* Information shown:
— BEGIN —

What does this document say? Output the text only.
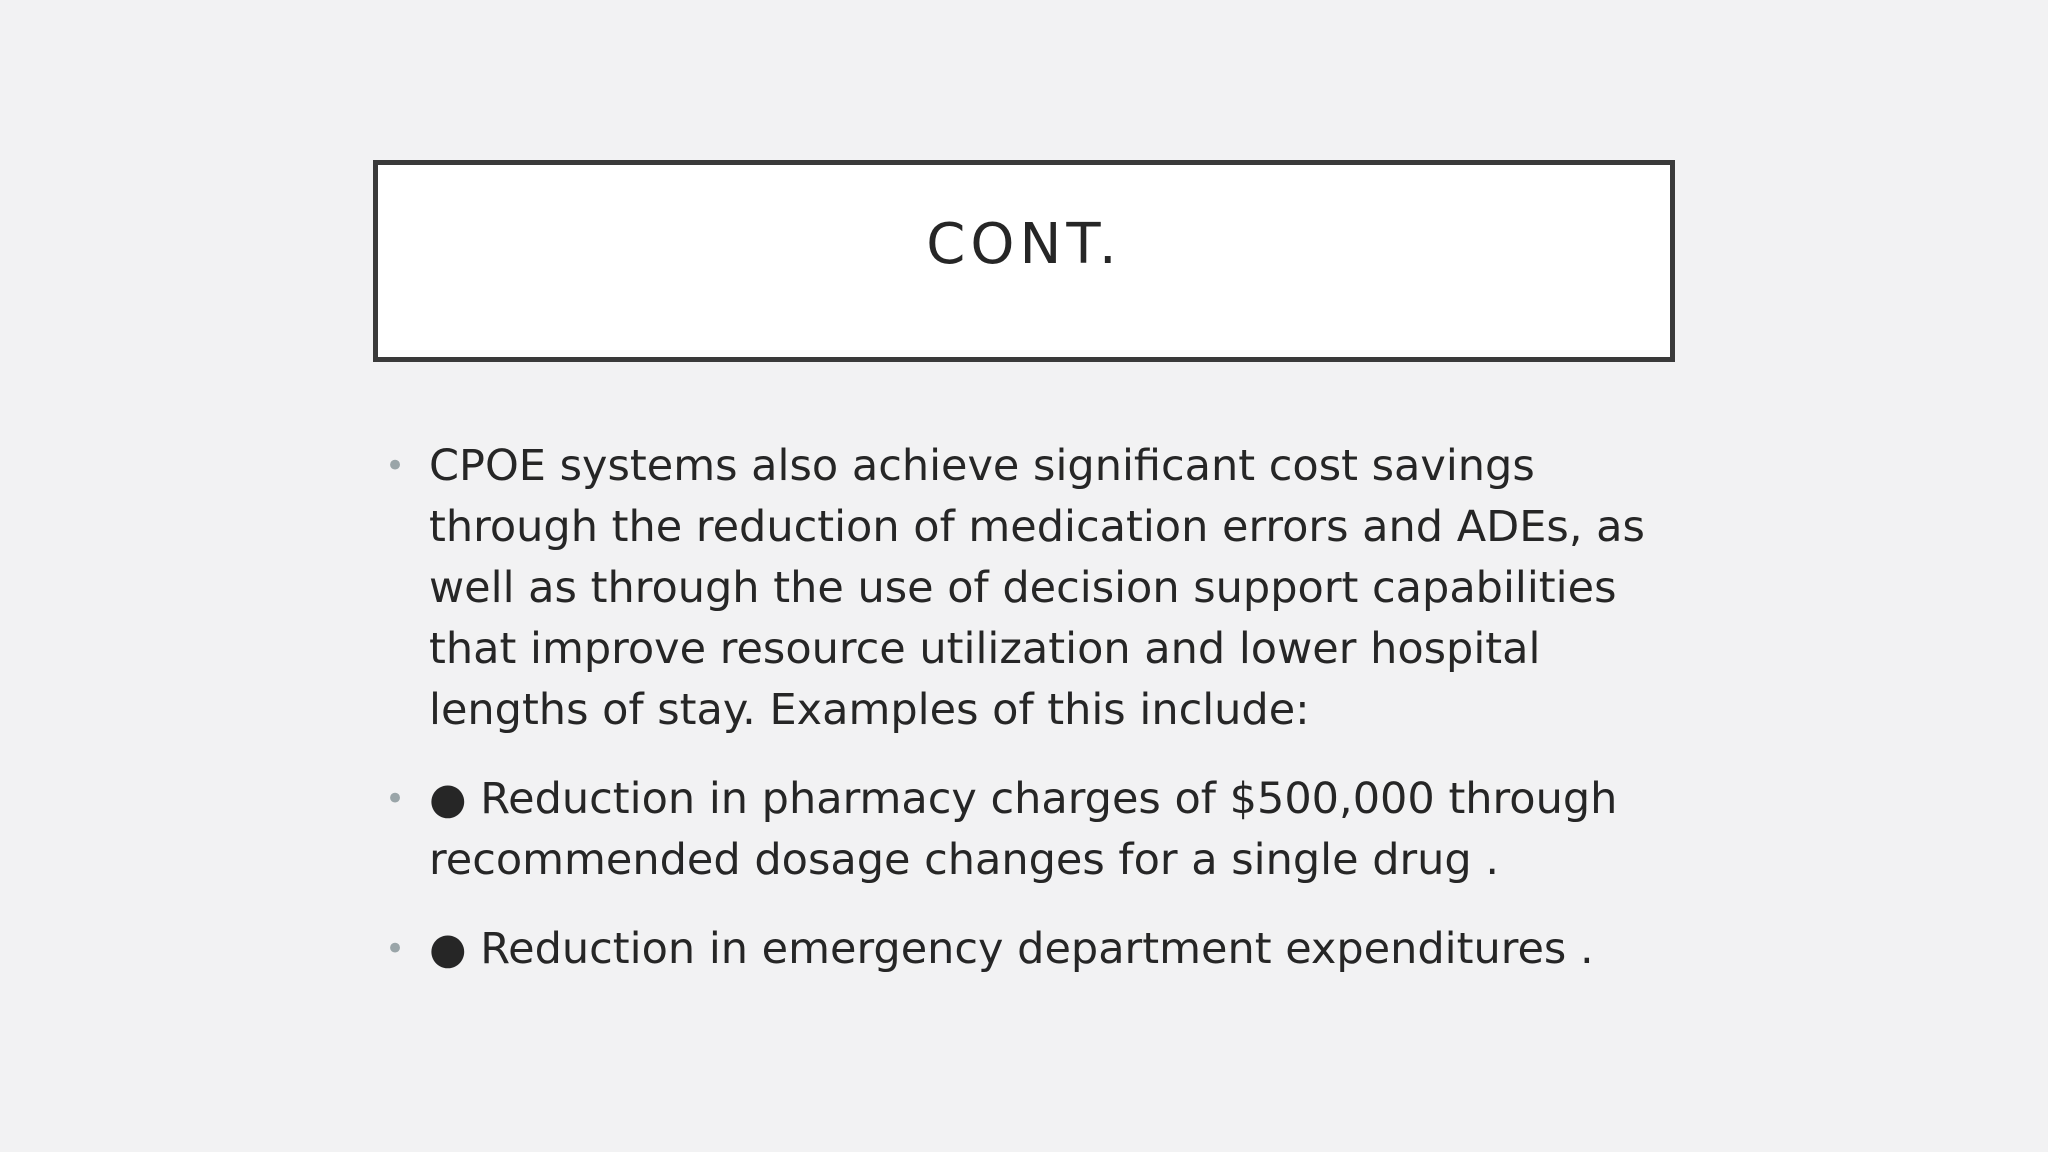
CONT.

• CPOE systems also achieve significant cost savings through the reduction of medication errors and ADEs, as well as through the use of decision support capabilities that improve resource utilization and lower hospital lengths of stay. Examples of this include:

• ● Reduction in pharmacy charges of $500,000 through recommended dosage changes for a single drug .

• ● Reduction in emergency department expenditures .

— END —
— BEGIN —

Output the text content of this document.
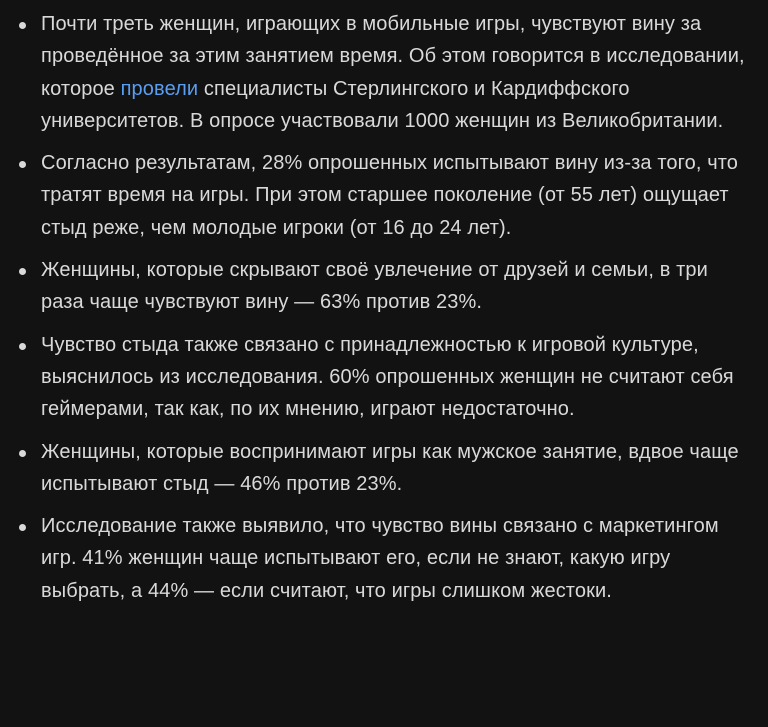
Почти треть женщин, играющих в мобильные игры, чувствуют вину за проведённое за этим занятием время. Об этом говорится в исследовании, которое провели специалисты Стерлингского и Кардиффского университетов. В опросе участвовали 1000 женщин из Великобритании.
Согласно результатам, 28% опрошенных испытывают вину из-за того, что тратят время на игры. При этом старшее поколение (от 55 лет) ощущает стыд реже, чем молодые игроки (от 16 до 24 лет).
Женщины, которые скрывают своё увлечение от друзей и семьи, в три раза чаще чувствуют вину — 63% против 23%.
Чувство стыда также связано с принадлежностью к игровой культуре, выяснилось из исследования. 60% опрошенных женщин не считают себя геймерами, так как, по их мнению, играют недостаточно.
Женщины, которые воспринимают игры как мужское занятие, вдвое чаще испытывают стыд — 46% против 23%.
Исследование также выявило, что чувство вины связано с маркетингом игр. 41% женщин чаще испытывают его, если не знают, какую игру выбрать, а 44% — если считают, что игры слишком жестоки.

— END —

Examine the listing and say how many of its lines contain the string "вину". Give the number alone.

* Expected output: 3